▸ **EXERCISE MATERIALS**:
──────────

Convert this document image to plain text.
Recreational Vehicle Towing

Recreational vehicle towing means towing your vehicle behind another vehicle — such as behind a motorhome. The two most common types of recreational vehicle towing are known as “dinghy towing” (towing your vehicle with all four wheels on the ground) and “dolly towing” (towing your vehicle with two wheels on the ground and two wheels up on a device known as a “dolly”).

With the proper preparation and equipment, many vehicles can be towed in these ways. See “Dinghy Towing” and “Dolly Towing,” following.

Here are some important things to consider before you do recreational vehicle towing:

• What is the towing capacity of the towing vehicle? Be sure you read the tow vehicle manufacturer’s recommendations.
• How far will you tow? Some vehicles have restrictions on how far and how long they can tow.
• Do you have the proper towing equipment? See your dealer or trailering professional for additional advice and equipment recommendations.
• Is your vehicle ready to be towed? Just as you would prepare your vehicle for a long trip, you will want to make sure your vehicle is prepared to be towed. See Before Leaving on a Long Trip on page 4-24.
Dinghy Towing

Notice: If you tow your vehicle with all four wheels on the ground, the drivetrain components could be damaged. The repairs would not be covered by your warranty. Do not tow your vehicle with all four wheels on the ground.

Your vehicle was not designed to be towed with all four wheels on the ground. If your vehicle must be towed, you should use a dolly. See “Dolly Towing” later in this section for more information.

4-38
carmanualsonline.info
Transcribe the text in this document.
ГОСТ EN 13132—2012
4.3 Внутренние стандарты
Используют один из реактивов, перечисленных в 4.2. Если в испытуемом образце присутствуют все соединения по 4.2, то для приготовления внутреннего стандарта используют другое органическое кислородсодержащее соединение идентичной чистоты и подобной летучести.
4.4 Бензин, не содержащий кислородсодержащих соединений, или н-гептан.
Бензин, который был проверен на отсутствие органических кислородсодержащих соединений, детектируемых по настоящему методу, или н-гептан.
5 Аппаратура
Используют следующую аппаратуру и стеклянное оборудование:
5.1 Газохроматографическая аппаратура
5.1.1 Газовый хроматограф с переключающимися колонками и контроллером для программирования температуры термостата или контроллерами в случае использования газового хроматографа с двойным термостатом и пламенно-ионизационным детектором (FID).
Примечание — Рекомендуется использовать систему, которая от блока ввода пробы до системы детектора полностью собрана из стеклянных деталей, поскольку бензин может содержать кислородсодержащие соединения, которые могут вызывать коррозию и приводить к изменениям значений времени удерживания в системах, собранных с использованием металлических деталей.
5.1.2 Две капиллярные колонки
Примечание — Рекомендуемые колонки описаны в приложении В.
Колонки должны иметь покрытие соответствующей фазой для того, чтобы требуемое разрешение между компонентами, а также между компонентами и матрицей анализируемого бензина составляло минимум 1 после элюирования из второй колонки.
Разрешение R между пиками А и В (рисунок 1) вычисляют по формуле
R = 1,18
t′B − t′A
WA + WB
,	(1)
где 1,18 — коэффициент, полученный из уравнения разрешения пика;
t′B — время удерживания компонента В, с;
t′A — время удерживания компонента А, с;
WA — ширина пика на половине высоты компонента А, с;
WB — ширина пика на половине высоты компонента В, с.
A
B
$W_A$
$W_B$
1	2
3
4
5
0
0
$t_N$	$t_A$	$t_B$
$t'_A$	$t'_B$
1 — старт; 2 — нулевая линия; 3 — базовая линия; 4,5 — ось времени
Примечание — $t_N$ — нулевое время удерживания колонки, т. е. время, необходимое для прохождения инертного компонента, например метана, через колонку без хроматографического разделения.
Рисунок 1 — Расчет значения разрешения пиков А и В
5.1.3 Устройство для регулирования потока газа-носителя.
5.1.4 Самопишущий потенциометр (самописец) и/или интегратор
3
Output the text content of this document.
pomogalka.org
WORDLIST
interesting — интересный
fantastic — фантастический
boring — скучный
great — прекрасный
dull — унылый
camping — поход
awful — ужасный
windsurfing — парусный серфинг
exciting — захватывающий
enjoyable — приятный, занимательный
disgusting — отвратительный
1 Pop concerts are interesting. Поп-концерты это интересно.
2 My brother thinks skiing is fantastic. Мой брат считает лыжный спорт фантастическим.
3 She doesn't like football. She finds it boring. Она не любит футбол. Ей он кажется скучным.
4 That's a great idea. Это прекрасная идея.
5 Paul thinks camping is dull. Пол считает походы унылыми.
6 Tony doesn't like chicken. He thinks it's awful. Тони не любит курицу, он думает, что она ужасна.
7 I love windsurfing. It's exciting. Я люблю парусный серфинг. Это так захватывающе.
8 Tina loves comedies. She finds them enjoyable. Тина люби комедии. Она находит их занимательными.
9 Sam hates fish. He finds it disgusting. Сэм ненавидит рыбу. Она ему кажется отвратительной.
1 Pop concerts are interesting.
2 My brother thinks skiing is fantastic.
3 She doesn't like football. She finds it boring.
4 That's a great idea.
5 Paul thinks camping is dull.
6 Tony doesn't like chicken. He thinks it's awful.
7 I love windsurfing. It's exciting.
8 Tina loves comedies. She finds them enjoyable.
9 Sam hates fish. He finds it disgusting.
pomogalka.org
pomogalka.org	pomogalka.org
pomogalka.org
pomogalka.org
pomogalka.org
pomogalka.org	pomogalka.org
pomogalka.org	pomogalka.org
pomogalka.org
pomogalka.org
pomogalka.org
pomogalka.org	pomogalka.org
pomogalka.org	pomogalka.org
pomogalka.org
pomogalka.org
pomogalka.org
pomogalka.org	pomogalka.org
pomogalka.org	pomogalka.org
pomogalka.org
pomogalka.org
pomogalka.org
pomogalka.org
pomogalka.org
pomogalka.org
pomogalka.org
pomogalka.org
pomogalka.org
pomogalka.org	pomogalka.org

──────────

▸ **PROBLEM REQUIREMENTS**: Output the data above exactly, please, line for line.

▸ **COMPLETE ANSWER**:
Convert this document image to plain text.
Recreational Vehicle Towing

Recreational vehicle towing means towing your vehicle behind another vehicle — such as behind a motorhome. The two most common types of recreational vehicle towing are known as “dinghy towing” (towing your vehicle with all four wheels on the ground) and “dolly towing” (towing your vehicle with two wheels on the ground and two wheels up on a device known as a “dolly”).

With the proper preparation and equipment, many vehicles can be towed in these ways. See “Dinghy Towing” and “Dolly Towing,” following.

Here are some important things to consider before you do recreational vehicle towing:

• What is the towing capacity of the towing vehicle? Be sure you read the tow vehicle manufacturer’s recommendations.
• How far will you tow? Some vehicles have restrictions on how far and how long they can tow.
• Do you have the proper towing equipment? See your dealer or trailering professional for additional advice and equipment recommendations.
• Is your vehicle ready to be towed? Just as you would prepare your vehicle for a long trip, you will want to make sure your vehicle is prepared to be towed. See Before Leaving on a Long Trip on page 4-24.
Dinghy Towing

Notice: If you tow your vehicle with all four wheels on the ground, the drivetrain components could be damaged. The repairs would not be covered by your warranty. Do not tow your vehicle with all four wheels on the ground.

Your vehicle was not designed to be towed with all four wheels on the ground. If your vehicle must be towed, you should use a dolly. See “Dolly Towing” later in this section for more information.

4-38
carmanualsonline.info
Transcribe the text in this document.
ГОСТ EN 13132—2012
4.3 Внутренние стандарты
Используют один из реактивов, перечисленных в 4.2. Если в испытуемом образце присутствуют все соединения по 4.2, то для приготовления внутреннего стандарта используют другое органическое кислородсодержащее соединение идентичной чистоты и подобной летучести.
4.4 Бензин, не содержащий кислородсодержащих соединений, или н-гептан.
Бензин, который был проверен на отсутствие органических кислородсодержащих соединений, детектируемых по настоящему методу, или н-гептан.
5 Аппаратура
Используют следующую аппаратуру и стеклянное оборудование:
5.1 Газохроматографическая аппаратура
5.1.1 Газовый хроматограф с переключающимися колонками и контроллером для программирования температуры термостата или контроллерами в случае использования газового хроматографа с двойным термостатом и пламенно-ионизационным детектором (FID).
Примечание — Рекомендуется использовать систему, которая от блока ввода пробы до системы детектора полностью собрана из стеклянных деталей, поскольку бензин может содержать кислородсодержащие соединения, которые могут вызывать коррозию и приводить к изменениям значений времени удерживания в системах, собранных с использованием металлических деталей.
5.1.2 Две капиллярные колонки
Примечание — Рекомендуемые колонки описаны в приложении В.
Колонки должны иметь покрытие соответствующей фазой для того, чтобы требуемое разрешение между компонентами, а также между компонентами и матрицей анализируемого бензина составляло минимум 1 после элюирования из второй колонки.
Разрешение R между пиками А и В (рисунок 1) вычисляют по формуле
R = 1,18
t′B − t′A
WA + WB
,	(1)
где 1,18 — коэффициент, полученный из уравнения разрешения пика;
t′B — время удерживания компонента В, с;
t′A — время удерживания компонента А, с;
WA — ширина пика на половине высоты компонента А, с;
WB — ширина пика на половине высоты компонента В, с.
A
B
$W_A$
$W_B$
1	2
3
4
5
0
0
$t_N$	$t_A$	$t_B$
$t'_A$	$t'_B$
1 — старт; 2 — нулевая линия; 3 — базовая линия; 4,5 — ось времени
Примечание — $t_N$ — нулевое время удерживания колонки, т. е. время, необходимое для прохождения инертного компонента, например метана, через колонку без хроматографического разделения.
Рисунок 1 — Расчет значения разрешения пиков А и В
5.1.3 Устройство для регулирования потока газа-носителя.
5.1.4 Самопишущий потенциометр (самописец) и/или интегратор
3
Output the text content of this document.
pomogalka.org
WORDLIST
interesting — интересный
fantastic — фантастический
boring — скучный
great — прекрасный
dull — унылый
camping — поход
awful — ужасный
windsurfing — парусный серфинг
exciting — захватывающий
enjoyable — приятный, занимательный
disgusting — отвратительный
1 Pop concerts are interesting. Поп-концерты это интересно.
2 My brother thinks skiing is fantastic. Мой брат считает лыжный спорт фантастическим.
3 She doesn't like football. She finds it boring. Она не любит футбол. Ей он кажется скучным.
4 That's a great idea. Это прекрасная идея.
5 Paul thinks camping is dull. Пол считает походы унылыми.
6 Tony doesn't like chicken. He thinks it's awful. Тони не любит курицу, он думает, что она ужасна.
7 I love windsurfing. It's exciting. Я люблю парусный серфинг. Это так захватывающе.
8 Tina loves comedies. She finds them enjoyable. Тина люби комедии. Она находит их занимательными.
9 Sam hates fish. He finds it disgusting. Сэм ненавидит рыбу. Она ему кажется отвратительной.
1 Pop concerts are interesting.
2 My brother thinks skiing is fantastic.
3 She doesn't like football. She finds it boring.
4 That's a great idea.
5 Paul thinks camping is dull.
6 Tony doesn't like chicken. He thinks it's awful.
7 I love windsurfing. It's exciting.
8 Tina loves comedies. She finds them enjoyable.
9 Sam hates fish. He finds it disgusting.
pomogalka.org
pomogalka.org	pomogalka.org
pomogalka.org
pomogalka.org
pomogalka.org
pomogalka.org	pomogalka.org
pomogalka.org	pomogalka.org
pomogalka.org
pomogalka.org
pomogalka.org
pomogalka.org	pomogalka.org
pomogalka.org	pomogalka.org
pomogalka.org
pomogalka.org
pomogalka.org
pomogalka.org	pomogalka.org
pomogalka.org	pomogalka.org
pomogalka.org
pomogalka.org
pomogalka.org
pomogalka.org
pomogalka.org
pomogalka.org
pomogalka.org
pomogalka.org
pomogalka.org
pomogalka.org	pomogalka.org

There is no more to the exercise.